### EXERCISE MATERIAL
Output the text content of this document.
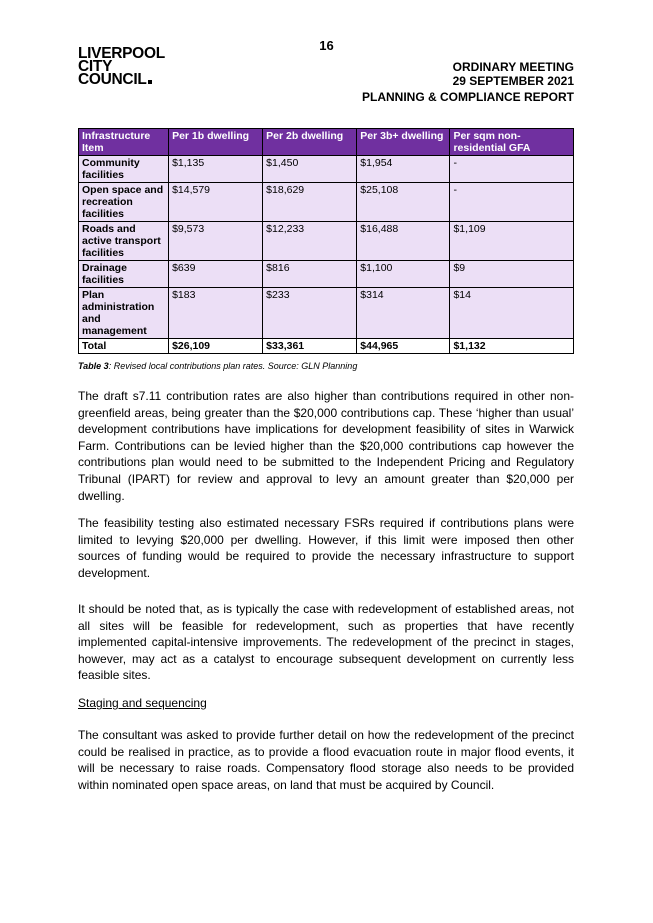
16
LIVERPOOL
CITY
COUNCIL
ORDINARY MEETING
29 SEPTEMBER 2021
PLANNING & COMPLIANCE REPORT
Infrastructure Item	Per 1b dwelling	Per 2b dwelling	Per 3b+ dwelling	Per sqm non-residential GFA
Community facilities	$1,135	$1,450	$1,954	-
Open space and recreation facilities	$14,579	$18,629	$25,108	-
Roads and active transport facilities	$9,573	$12,233	$16,488	$1,109
Drainage facilities	$639	$816	$1,100	$9
Plan administration and management	$183	$233	$314	$14
Total	$26,109	$33,361	$44,965	$1,132
Table 3: Revised local contributions plan rates. Source: GLN Planning

The draft s7.11 contribution rates are also higher than contributions required in other non-greenfield areas, being greater than the $20,000 contributions cap. These ‘higher than usual’ development contributions have implications for development feasibility of sites in Warwick Farm. Contributions can be levied higher than the $20,000 contributions cap however the contributions plan would need to be submitted to the Independent Pricing and Regulatory Tribunal (IPART) for review and approval to levy an amount greater than $20,000 per dwelling.

The feasibility testing also estimated necessary FSRs required if contributions plans were limited to levying $20,000 per dwelling. However, if this limit were imposed then other sources of funding would be required to provide the necessary infrastructure to support development.

It should be noted that, as is typically the case with redevelopment of established areas, not all sites will be feasible for redevelopment, such as properties that have recently implemented capital-intensive improvements. The redevelopment of the precinct in stages, however, may act as a catalyst to encourage subsequent development on currently less feasible sites.

Staging and sequencing

The consultant was asked to provide further detail on how the redevelopment of the precinct could be realised in practice, as to provide a flood evacuation route in major flood events, it will be necessary to raise roads. Compensatory flood storage also needs to be provided within nominated open space areas, on land that must be acquired by Council.
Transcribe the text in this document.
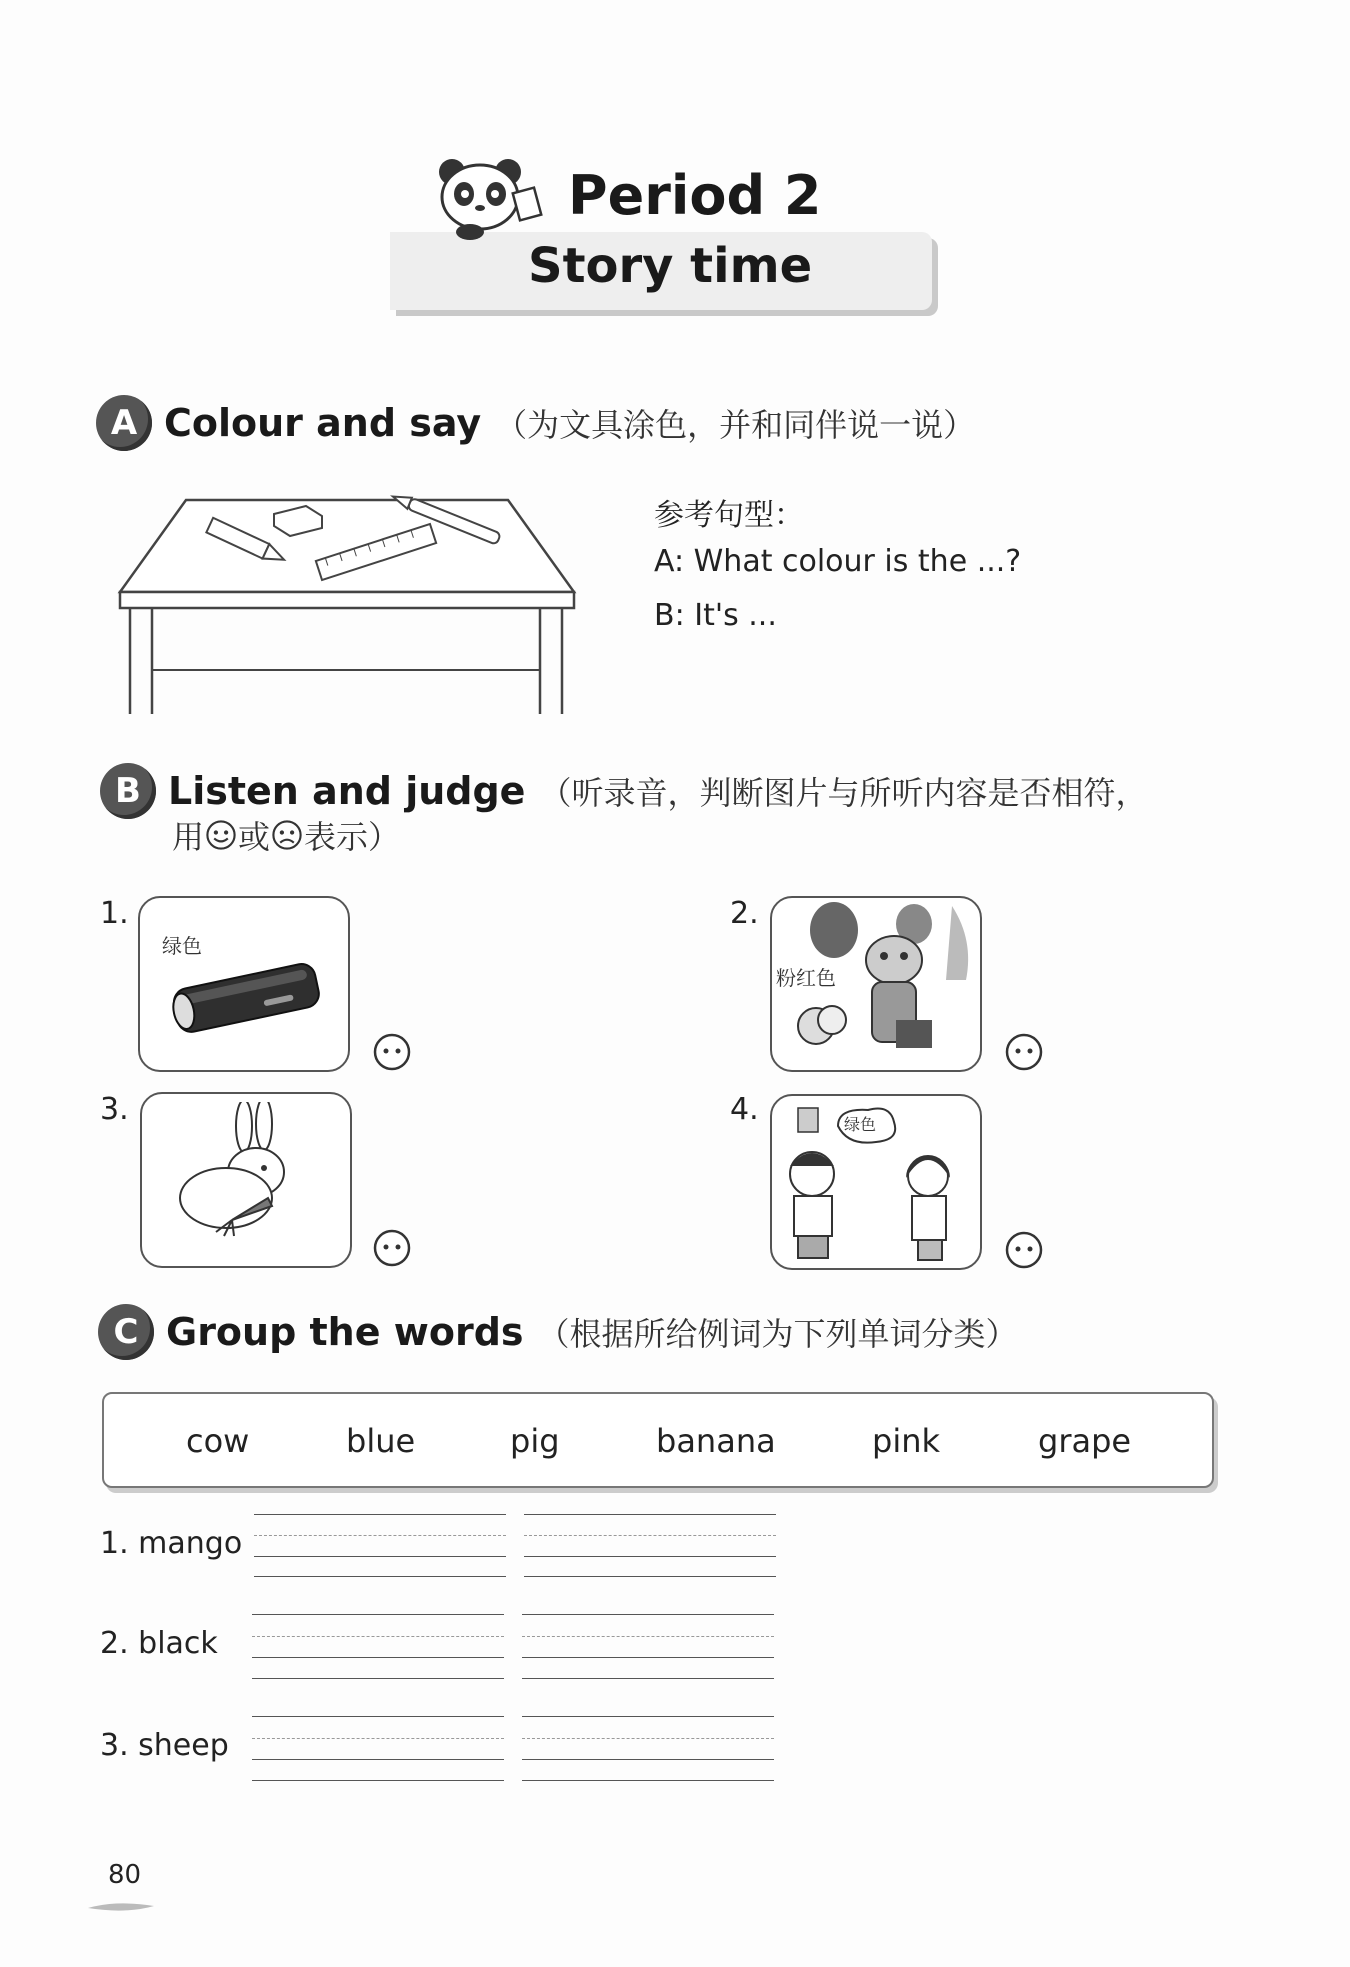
Period 2
Story time
A Colour and say （为文具涂色，并和同伴说一说）
参考句型：
A: What colour is the ...?
B: It's ...
B Listen and judge （听录音，判断图片与所听内容是否相符，
用 或 表示）
1.
绿色
2.
粉红色
3.	4.	绿色
C Group the words （根据所给例词为下列单词分类）
cow	blue	pig	banana	pink	grape
1. mango
2. black
3. sheep
80
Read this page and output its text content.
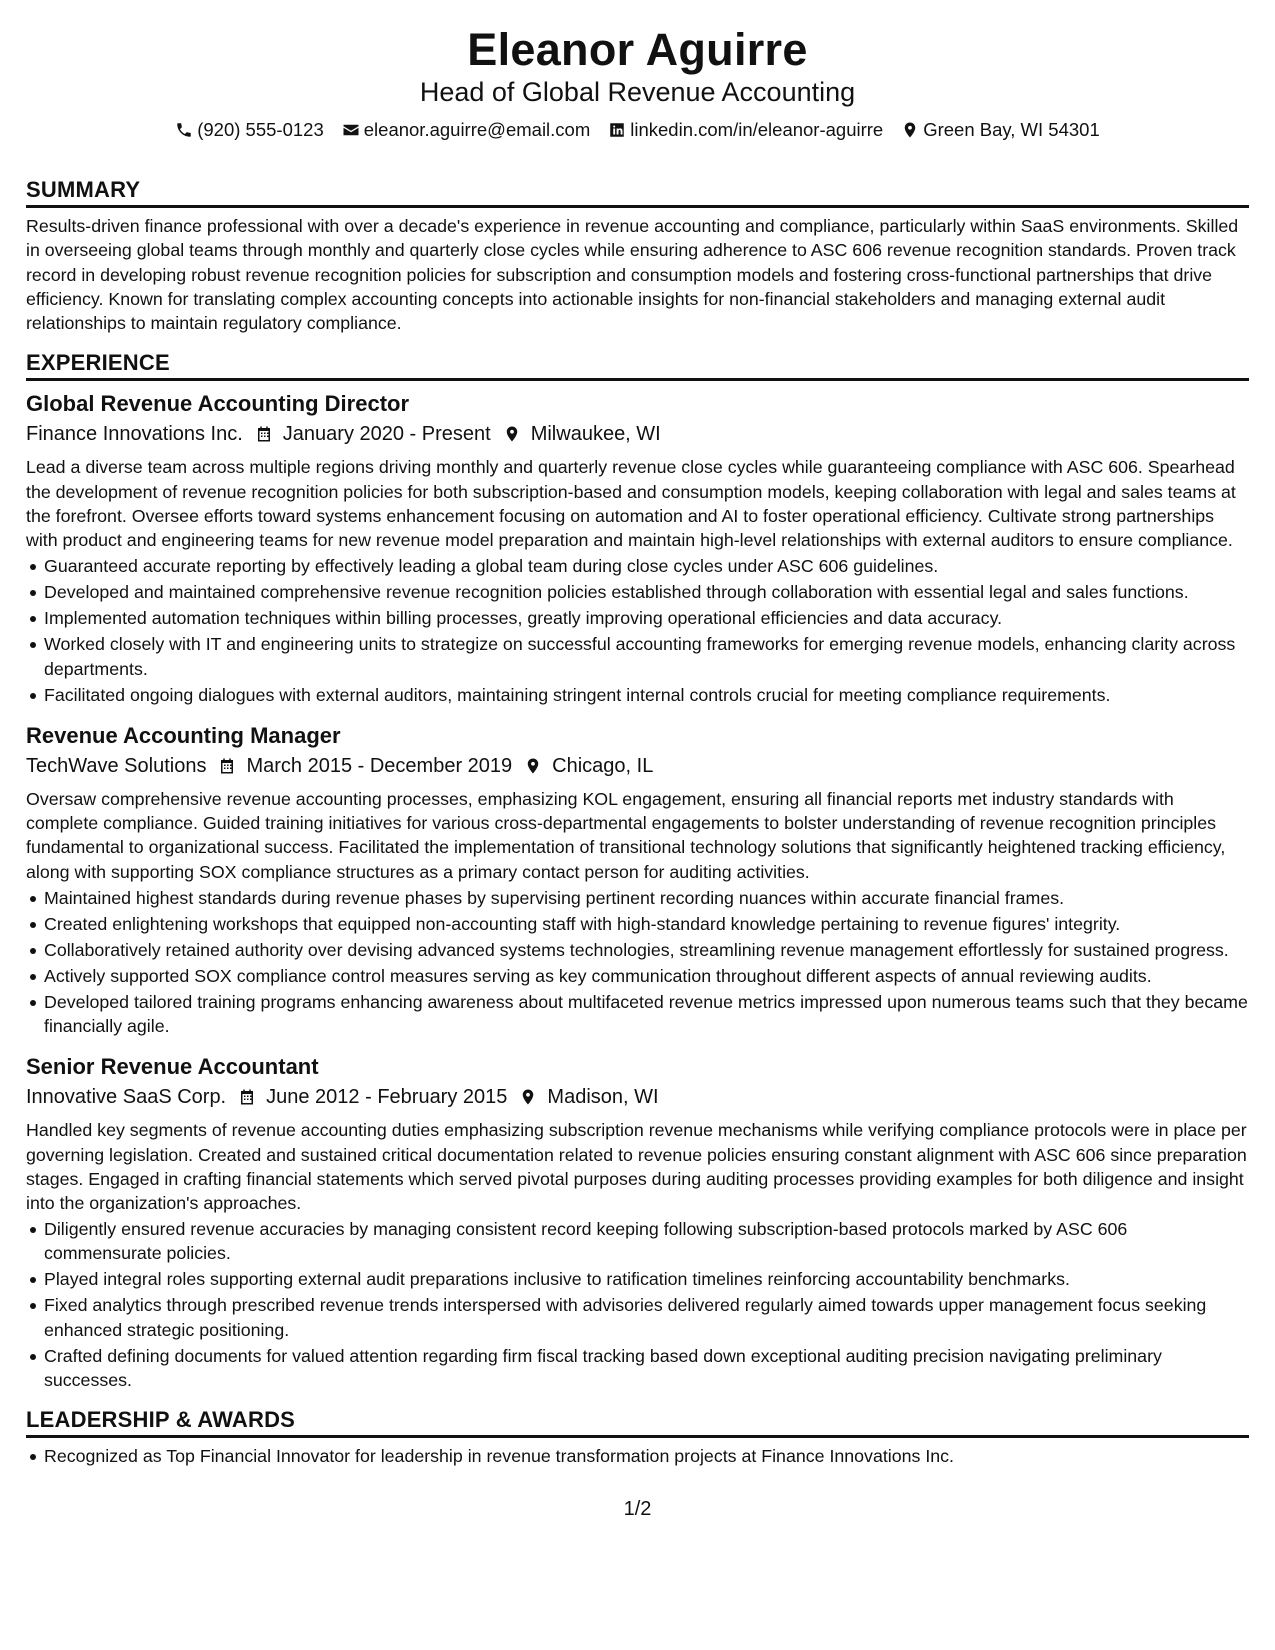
Eleanor Aguirre
Head of Global Revenue Accounting
(920) 555-0123 eleanor.aguirre@email.com linkedin.com/in/eleanor-aguirre Green Bay, WI 54301
SUMMARY

Results-driven finance professional with over a decade's experience in revenue accounting and compliance, particularly within SaaS environments. Skilled in overseeing global teams through monthly and quarterly close cycles while ensuring adherence to ASC 606 revenue recognition standards. Proven track record in developing robust revenue recognition policies for subscription and consumption models and fostering cross-functional partnerships that drive efficiency. Known for translating complex accounting concepts into actionable insights for non-financial stakeholders and managing external audit relationships to maintain regulatory compliance.

EXPERIENCE
Global Revenue Accounting Director
Finance Innovations Inc. January 2020 - Present Milwaukee, WI

Lead a diverse team across multiple regions driving monthly and quarterly revenue close cycles while guaranteeing compliance with ASC 606. Spearhead the development of revenue recognition policies for both subscription-based and consumption models, keeping collaboration with legal and sales teams at the forefront. Oversee efforts toward systems enhancement focusing on automation and AI to foster operational efficiency. Cultivate strong partnerships with product and engineering teams for new revenue model preparation and maintain high-level relationships with external auditors to ensure compliance.

Guaranteed accurate reporting by effectively leading a global team during close cycles under ASC 606 guidelines.
Developed and maintained comprehensive revenue recognition policies established through collaboration with essential legal and sales functions.
Implemented automation techniques within billing processes, greatly improving operational efficiencies and data accuracy.
Worked closely with IT and engineering units to strategize on successful accounting frameworks for emerging revenue models, enhancing clarity across departments.
Facilitated ongoing dialogues with external auditors, maintaining stringent internal controls crucial for meeting compliance requirements.
Revenue Accounting Manager
TechWave Solutions March 2015 - December 2019 Chicago, IL

Oversaw comprehensive revenue accounting processes, emphasizing KOL engagement, ensuring all financial reports met industry standards with complete compliance. Guided training initiatives for various cross-departmental engagements to bolster understanding of revenue recognition principles fundamental to organizational success. Facilitated the implementation of transitional technology solutions that significantly heightened tracking efficiency, along with supporting SOX compliance structures as a primary contact person for auditing activities.

Maintained highest standards during revenue phases by supervising pertinent recording nuances within accurate financial frames.
Created enlightening workshops that equipped non-accounting staff with high-standard knowledge pertaining to revenue figures' integrity.
Collaboratively retained authority over devising advanced systems technologies, streamlining revenue management effortlessly for sustained progress.
Actively supported SOX compliance control measures serving as key communication throughout different aspects of annual reviewing audits.
Developed tailored training programs enhancing awareness about multifaceted revenue metrics impressed upon numerous teams such that they became financially agile.
Senior Revenue Accountant
Innovative SaaS Corp. June 2012 - February 2015 Madison, WI

Handled key segments of revenue accounting duties emphasizing subscription revenue mechanisms while verifying compliance protocols were in place per governing legislation. Created and sustained critical documentation related to revenue policies ensuring constant alignment with ASC 606 since preparation stages. Engaged in crafting financial statements which served pivotal purposes during auditing processes providing examples for both diligence and insight into the organization's approaches.

Diligently ensured revenue accuracies by managing consistent record keeping following subscription-based protocols marked by ASC 606 commensurate policies.
Played integral roles supporting external audit preparations inclusive to ratification timelines reinforcing accountability benchmarks.
Fixed analytics through prescribed revenue trends interspersed with advisories delivered regularly aimed towards upper management focus seeking enhanced strategic positioning.
Crafted defining documents for valued attention regarding firm fiscal tracking based down exceptional auditing precision navigating preliminary successes.
LEADERSHIP & AWARDS
Recognized as Top Financial Innovator for leadership in revenue transformation projects at Finance Innovations Inc.
1/2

### WHAT THE TASK REQUIRES
Omit the images and transcribe all of the records above word for word.

### OUTPUT FOR THIS EXERCISE
Output the text content of this document.
16
LIVERPOOL
CITY
COUNCIL
ORDINARY MEETING
29 SEPTEMBER 2021
PLANNING & COMPLIANCE REPORT
Infrastructure Item	Per 1b dwelling	Per 2b dwelling	Per 3b+ dwelling	Per sqm non-residential GFA
Community facilities	$1,135	$1,450	$1,954	-
Open space and recreation facilities	$14,579	$18,629	$25,108	-
Roads and active transport facilities	$9,573	$12,233	$16,488	$1,109
Drainage facilities	$639	$816	$1,100	$9
Plan administration and management	$183	$233	$314	$14
Total	$26,109	$33,361	$44,965	$1,132
Table 3: Revised local contributions plan rates. Source: GLN Planning

The draft s7.11 contribution rates are also higher than contributions required in other non-greenfield areas, being greater than the $20,000 contributions cap. These ‘higher than usual’ development contributions have implications for development feasibility of sites in Warwick Farm. Contributions can be levied higher than the $20,000 contributions cap however the contributions plan would need to be submitted to the Independent Pricing and Regulatory Tribunal (IPART) for review and approval to levy an amount greater than $20,000 per dwelling.

The feasibility testing also estimated necessary FSRs required if contributions plans were limited to levying $20,000 per dwelling. However, if this limit were imposed then other sources of funding would be required to provide the necessary infrastructure to support development.

It should be noted that, as is typically the case with redevelopment of established areas, not all sites will be feasible for redevelopment, such as properties that have recently implemented capital-intensive improvements. The redevelopment of the precinct in stages, however, may act as a catalyst to encourage subsequent development on currently less feasible sites.

Staging and sequencing

The consultant was asked to provide further detail on how the redevelopment of the precinct could be realised in practice, as to provide a flood evacuation route in major flood events, it will be necessary to raise roads. Compensatory flood storage also needs to be provided within nominated open space areas, on land that must be acquired by Council.
Transcribe the text in this document.
Period 2
Story time
A Colour and say （为文具涂色，并和同伴说一说）
参考句型：
A: What colour is the ...?
B: It's ...
B Listen and judge （听录音，判断图片与所听内容是否相符，
用 或 表示）
1.
绿色
2.
粉红色
3.	4.	绿色
C Group the words （根据所给例词为下列单词分类）
cow	blue	pig	banana	pink	grape
1. mango
2. black
3. sheep
80
Read this page and output its text content.
Eleanor Aguirre
Head of Global Revenue Accounting
(920) 555-0123 eleanor.aguirre@email.com linkedin.com/in/eleanor-aguirre Green Bay, WI 54301
SUMMARY

Results-driven finance professional with over a decade's experience in revenue accounting and compliance, particularly within SaaS environments. Skilled in overseeing global teams through monthly and quarterly close cycles while ensuring adherence to ASC 606 revenue recognition standards. Proven track record in developing robust revenue recognition policies for subscription and consumption models and fostering cross-functional partnerships that drive efficiency. Known for translating complex accounting concepts into actionable insights for non-financial stakeholders and managing external audit relationships to maintain regulatory compliance.

EXPERIENCE
Global Revenue Accounting Director
Finance Innovations Inc. January 2020 - Present Milwaukee, WI

Lead a diverse team across multiple regions driving monthly and quarterly revenue close cycles while guaranteeing compliance with ASC 606. Spearhead the development of revenue recognition policies for both subscription-based and consumption models, keeping collaboration with legal and sales teams at the forefront. Oversee efforts toward systems enhancement focusing on automation and AI to foster operational efficiency. Cultivate strong partnerships with product and engineering teams for new revenue model preparation and maintain high-level relationships with external auditors to ensure compliance.

Guaranteed accurate reporting by effectively leading a global team during close cycles under ASC 606 guidelines.
Developed and maintained comprehensive revenue recognition policies established through collaboration with essential legal and sales functions.
Implemented automation techniques within billing processes, greatly improving operational efficiencies and data accuracy.
Worked closely with IT and engineering units to strategize on successful accounting frameworks for emerging revenue models, enhancing clarity across departments.
Facilitated ongoing dialogues with external auditors, maintaining stringent internal controls crucial for meeting compliance requirements.
Revenue Accounting Manager
TechWave Solutions March 2015 - December 2019 Chicago, IL

Oversaw comprehensive revenue accounting processes, emphasizing KOL engagement, ensuring all financial reports met industry standards with complete compliance. Guided training initiatives for various cross-departmental engagements to bolster understanding of revenue recognition principles fundamental to organizational success. Facilitated the implementation of transitional technology solutions that significantly heightened tracking efficiency, along with supporting SOX compliance structures as a primary contact person for auditing activities.

Maintained highest standards during revenue phases by supervising pertinent recording nuances within accurate financial frames.
Created enlightening workshops that equipped non-accounting staff with high-standard knowledge pertaining to revenue figures' integrity.
Collaboratively retained authority over devising advanced systems technologies, streamlining revenue management effortlessly for sustained progress.
Actively supported SOX compliance control measures serving as key communication throughout different aspects of annual reviewing audits.
Developed tailored training programs enhancing awareness about multifaceted revenue metrics impressed upon numerous teams such that they became financially agile.
Senior Revenue Accountant
Innovative SaaS Corp. June 2012 - February 2015 Madison, WI

Handled key segments of revenue accounting duties emphasizing subscription revenue mechanisms while verifying compliance protocols were in place per governing legislation. Created and sustained critical documentation related to revenue policies ensuring constant alignment with ASC 606 since preparation stages. Engaged in crafting financial statements which served pivotal purposes during auditing processes providing examples for both diligence and insight into the organization's approaches.

Diligently ensured revenue accuracies by managing consistent record keeping following subscription-based protocols marked by ASC 606 commensurate policies.
Played integral roles supporting external audit preparations inclusive to ratification timelines reinforcing accountability benchmarks.
Fixed analytics through prescribed revenue trends interspersed with advisories delivered regularly aimed towards upper management focus seeking enhanced strategic positioning.
Crafted defining documents for valued attention regarding firm fiscal tracking based down exceptional auditing precision navigating preliminary successes.
LEADERSHIP & AWARDS
Recognized as Top Financial Innovator for leadership in revenue transformation projects at Finance Innovations Inc.
1/2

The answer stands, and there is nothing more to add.